*SELECTION*.
— begin —

2019-05-16 Thread Vivek Gautam
Few Qualcomm platforms such as, sdm845 have an additional outer
cache called as System cache, aka. Last level cache (LLC) that
allows non-coherent devices to upgrade to using caching.
This cache sits right before the DDR, and is tightly coupled
with the memory controller. The clients using this cache request
their slices from this system cache, make it active, and can then
start using it.

There is a fundamental assumption that non-coherent devices can't
access caches. This change adds an exception where they *can* use
some level of cache despite still being non-coherent overall.
The coherent devices that use cacheable memory, and CPU make use of
this system cache by default.

Looking at memory types, we have following -
a) Normal uncached :- MAIR 0x44, inner non-cacheable,
  outer non-cacheable;
b) Normal cached :-   MAIR 0xff, inner read write-back non-transient,
  outer read write-back non-transient;
  attribute setting for coherenet I/O devices.

— end —

*STORED ROWS*.

— begin —

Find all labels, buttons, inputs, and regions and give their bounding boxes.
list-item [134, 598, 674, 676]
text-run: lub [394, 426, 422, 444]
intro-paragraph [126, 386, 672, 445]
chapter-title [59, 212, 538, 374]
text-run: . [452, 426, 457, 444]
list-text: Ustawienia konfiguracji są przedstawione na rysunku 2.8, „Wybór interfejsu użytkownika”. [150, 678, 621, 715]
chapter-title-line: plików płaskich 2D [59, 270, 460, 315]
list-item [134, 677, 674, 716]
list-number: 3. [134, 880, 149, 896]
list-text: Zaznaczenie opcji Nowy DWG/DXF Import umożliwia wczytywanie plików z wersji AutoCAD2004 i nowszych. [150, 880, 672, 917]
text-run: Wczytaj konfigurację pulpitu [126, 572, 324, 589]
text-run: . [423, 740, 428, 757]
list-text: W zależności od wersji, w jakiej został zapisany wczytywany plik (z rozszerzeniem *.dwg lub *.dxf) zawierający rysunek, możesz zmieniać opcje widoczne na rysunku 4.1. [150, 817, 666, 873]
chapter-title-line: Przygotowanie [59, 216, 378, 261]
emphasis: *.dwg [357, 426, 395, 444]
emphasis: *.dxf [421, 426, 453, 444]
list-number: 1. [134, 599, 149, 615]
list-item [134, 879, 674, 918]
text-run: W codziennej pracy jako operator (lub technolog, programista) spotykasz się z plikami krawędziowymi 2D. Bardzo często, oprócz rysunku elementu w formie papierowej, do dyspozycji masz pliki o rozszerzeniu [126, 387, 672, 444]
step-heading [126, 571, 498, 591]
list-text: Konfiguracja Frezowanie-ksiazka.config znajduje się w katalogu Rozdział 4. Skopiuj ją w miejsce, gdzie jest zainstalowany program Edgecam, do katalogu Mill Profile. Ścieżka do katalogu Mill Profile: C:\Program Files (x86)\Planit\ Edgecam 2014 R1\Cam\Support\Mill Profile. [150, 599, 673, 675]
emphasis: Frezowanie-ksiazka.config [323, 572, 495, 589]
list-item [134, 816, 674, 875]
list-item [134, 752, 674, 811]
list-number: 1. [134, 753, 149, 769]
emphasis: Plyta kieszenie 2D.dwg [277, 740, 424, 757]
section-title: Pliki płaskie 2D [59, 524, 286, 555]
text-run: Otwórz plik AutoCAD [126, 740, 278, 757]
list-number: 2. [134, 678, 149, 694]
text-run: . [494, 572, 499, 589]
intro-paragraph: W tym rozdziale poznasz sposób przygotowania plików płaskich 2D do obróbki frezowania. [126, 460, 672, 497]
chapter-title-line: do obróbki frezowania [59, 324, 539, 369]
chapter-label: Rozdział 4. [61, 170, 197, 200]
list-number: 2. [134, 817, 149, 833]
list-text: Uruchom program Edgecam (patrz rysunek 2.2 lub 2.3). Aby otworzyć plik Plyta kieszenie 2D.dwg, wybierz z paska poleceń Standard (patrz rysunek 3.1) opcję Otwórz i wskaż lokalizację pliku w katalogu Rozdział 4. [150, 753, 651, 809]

— end —

*CHALLENGE 1*.
Reproduce the portion of the system cache post starting with "This cache sits" and going on through "cache by default.".
*CHALLENGE 2*.
According to the system cache post, where does the system cache sit?

*WRITTEN SOLUTION 1*.
This cache sits right before the DDR, and is tightly coupled
with the memory controller. The clients using this cache request
their slices from this system cache, make it active, and can then
start using it.

There is a fundamental assumption that non-coherent devices can't
access caches. This change adds an exception where they *can* use
some level of cache despite still being non-coherent overall.
The coherent devices that use cacheable memory, and CPU make use of
this system cache by default.

*WRITTEN SOLUTION 2*.
Right before the DDR, tightly coupled with the memory controller.